-- Data listing start --

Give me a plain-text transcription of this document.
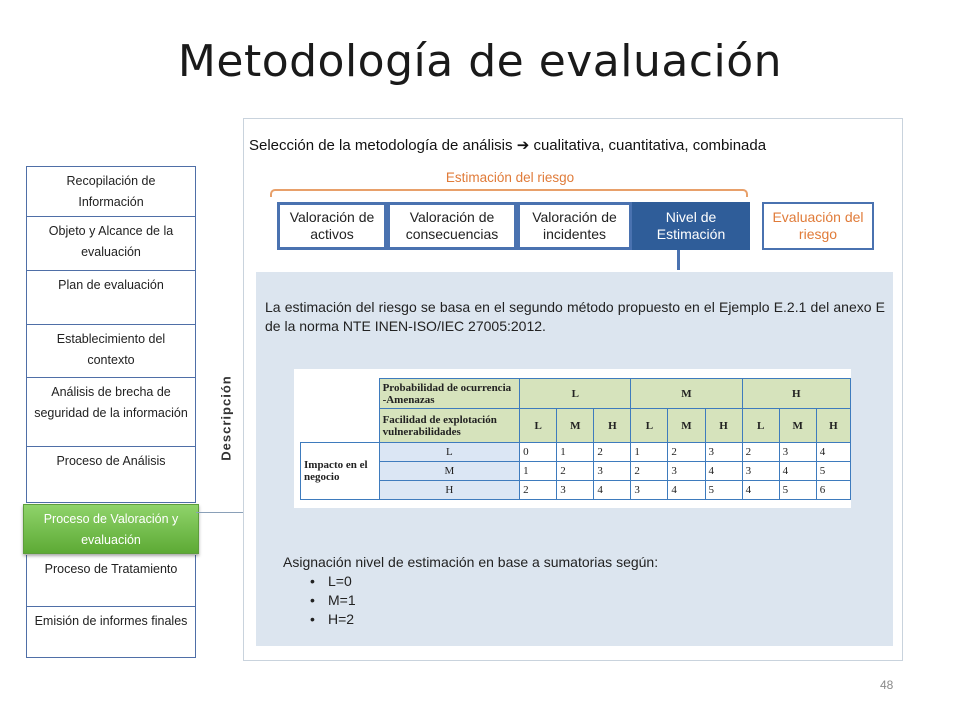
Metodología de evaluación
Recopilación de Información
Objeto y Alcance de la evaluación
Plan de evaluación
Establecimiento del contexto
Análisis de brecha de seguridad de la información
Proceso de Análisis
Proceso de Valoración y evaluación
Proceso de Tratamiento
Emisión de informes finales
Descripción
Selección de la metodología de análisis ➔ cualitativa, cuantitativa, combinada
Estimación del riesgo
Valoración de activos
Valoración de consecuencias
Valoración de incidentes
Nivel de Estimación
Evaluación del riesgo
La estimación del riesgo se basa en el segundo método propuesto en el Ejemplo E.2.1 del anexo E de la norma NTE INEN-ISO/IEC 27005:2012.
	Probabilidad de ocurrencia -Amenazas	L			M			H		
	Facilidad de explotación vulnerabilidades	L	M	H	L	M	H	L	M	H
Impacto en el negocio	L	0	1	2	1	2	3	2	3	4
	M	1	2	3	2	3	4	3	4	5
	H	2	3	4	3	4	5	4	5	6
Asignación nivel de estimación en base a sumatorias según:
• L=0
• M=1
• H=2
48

-- Data listing end --

→ Prompt
Retype everything in the material word for word, minus pictures.

→ Written response
Give me a plain-text transcription of this document.
Metodología de evaluación
Recopilación de Información
Objeto y Alcance de la evaluación
Plan de evaluación
Establecimiento del contexto
Análisis de brecha de seguridad de la información
Proceso de Análisis
Proceso de Valoración y evaluación
Proceso de Tratamiento
Emisión de informes finales
Descripción
Selección de la metodología de análisis ➔ cualitativa, cuantitativa, combinada
Estimación del riesgo
Valoración de activos
Valoración de consecuencias
Valoración de incidentes
Nivel de Estimación
Evaluación del riesgo
La estimación del riesgo se basa en el segundo método propuesto en el Ejemplo E.2.1 del anexo E de la norma NTE INEN-ISO/IEC 27005:2012.
	Probabilidad de ocurrencia -Amenazas	L			M			H		
	Facilidad de explotación vulnerabilidades	L	M	H	L	M	H	L	M	H
Impacto en el negocio	L	0	1	2	1	2	3	2	3	4
	M	1	2	3	2	3	4	3	4	5
	H	2	3	4	3	4	5	4	5	6
Asignación nivel de estimación en base a sumatorias según:
• L=0
• M=1
• H=2
48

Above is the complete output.